◆ Data extract ◆
******************************

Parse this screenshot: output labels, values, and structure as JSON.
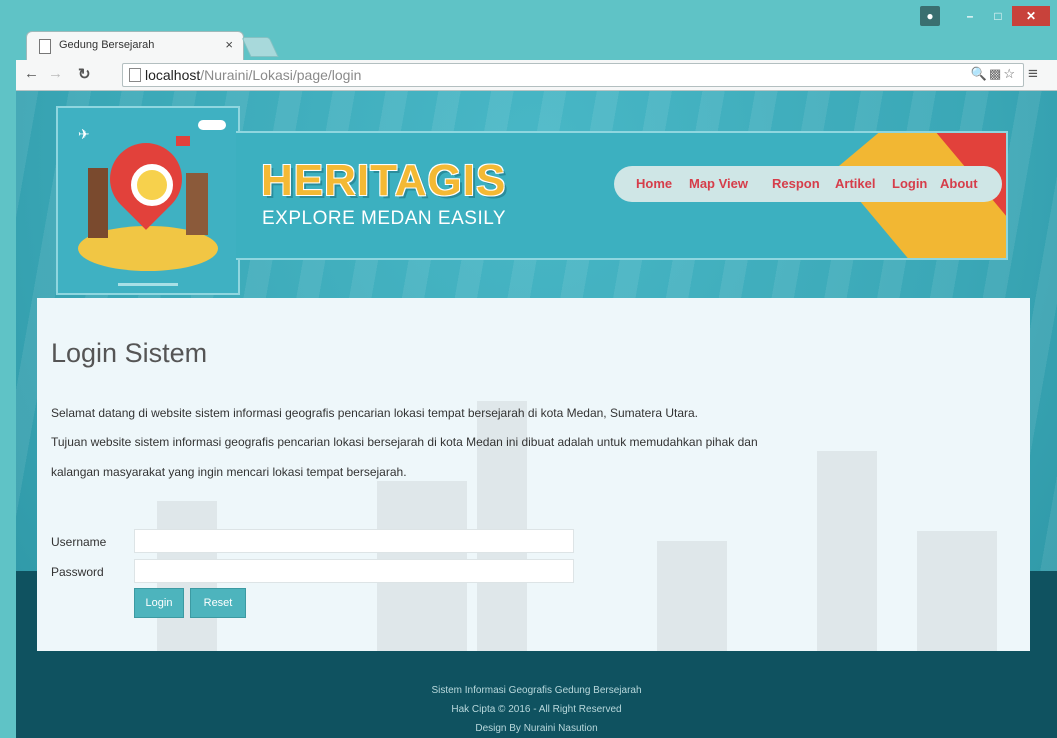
{
  "browser": {
    "tab_title": "Gedung Bersejarah",
    "tab_close": "×",
    "url_host": "localhost",
    "url_path": "/Nuraini/Lokasi/page/login"
  },
  "header": {
    "brand": "HERITAGIS",
    "tagline": "EXPLORE MEDAN EASILY",
    "menu": [
      "Home",
      "Map View",
      "Respon",
      "Artikel",
      "Login",
      "About"
    ]
  },
  "content": {
    "title": "Login Sistem",
    "paragraphs": [
      "Selamat datang di website sistem informasi geografis pencarian lokasi tempat bersejarah di kota Medan, Sumatera Utara.",
      "Tujuan website sistem informasi geografis pencarian lokasi bersejarah di kota Medan ini dibuat adalah untuk memudahkan pihak dan",
      "kalangan masyarakat yang ingin mencari lokasi tempat bersejarah."
    ]
  },
  "form": {
    "username_label": "Username",
    "username_value": "",
    "password_label": "Password",
    "password_value": "",
    "login_button": "Login",
    "reset_button": "Reset"
  },
  "footer": {
    "line1": "Sistem Informasi Geografis Gedung Bersejarah",
    "line2": "Hak Cipta © 2016 - All Right Reserved",
    "line3": "Design By Nuraini Nasution"
  },
  "colors": {
    "accent": "#4db4bd",
    "menu_text": "#d63d4a",
    "brand": "#f4b934",
    "footer_bg": "#0f5260"
  }
}
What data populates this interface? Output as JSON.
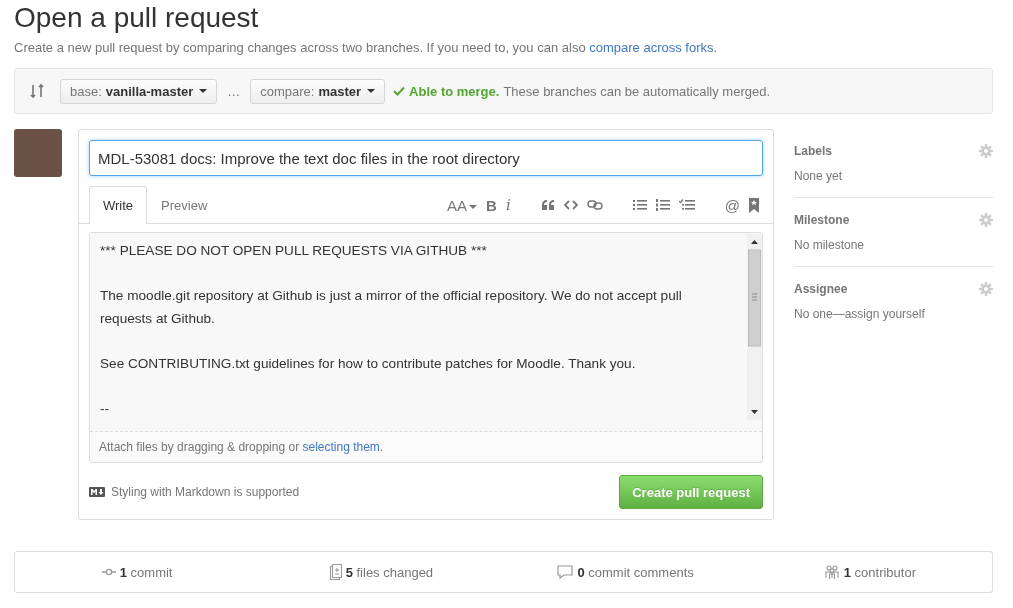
{
  "page": {
    "title": "Open a pull request",
    "subtitle": "Create a new pull request by comparing changes across two branches. If you need to, you can also",
    "subtitle_link": "compare across forks",
    "subtitle_end": "."
  },
  "range": {
    "base_label": "base:",
    "base_value": "vanilla-master",
    "separator": "…",
    "compare_label": "compare:",
    "compare_value": "master",
    "status_title": "Able to merge.",
    "status_text": "These branches can be automatically merged."
  },
  "form": {
    "title_value": "MDL-53081 docs: Improve the text doc files in the root directory",
    "tabs": [
      {
        "label": "Write",
        "selected": true
      },
      {
        "label": "Preview",
        "selected": false
      }
    ],
    "toolbar": {
      "header_glyph": "AA",
      "bold_glyph": "B",
      "italic_glyph": "i",
      "mention_glyph": "@"
    },
    "body_paragraphs": [
      "*** PLEASE DO NOT OPEN PULL REQUESTS VIA GITHUB ***",
      "The moodle.git repository at Github is just a mirror of the official repository. We do not accept pull requests at Github.",
      "See CONTRIBUTING.txt guidelines for how to contribute patches for Moodle. Thank you.",
      "--"
    ],
    "attach_text": "Attach files by dragging & dropping or",
    "attach_link": "selecting them",
    "attach_end": ".",
    "markdown_note": "Styling with Markdown is supported",
    "submit": "Create pull request"
  },
  "sidebar": [
    {
      "heading": "Labels",
      "value": "None yet"
    },
    {
      "heading": "Milestone",
      "value": "No milestone"
    },
    {
      "heading": "Assignee",
      "value": "No one—assign yourself"
    }
  ],
  "summary": [
    {
      "kind": "commits",
      "text": "**1** commit"
    },
    {
      "kind": "files",
      "text": "**5** files changed"
    },
    {
      "kind": "comments",
      "text": "**0** commit comments"
    },
    {
      "kind": "contributors",
      "text": "**1** contributor"
    }
  ]
}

******************************

Copy every line of the records above that holds the word "tempat".

      "Selamat datang di website sistem informasi geografis pencarian lokasi tempat bersejarah di kota Medan, Sumatera Utara.",
      "kalangan masyarakat yang ingin mencari lokasi tempat bersejarah."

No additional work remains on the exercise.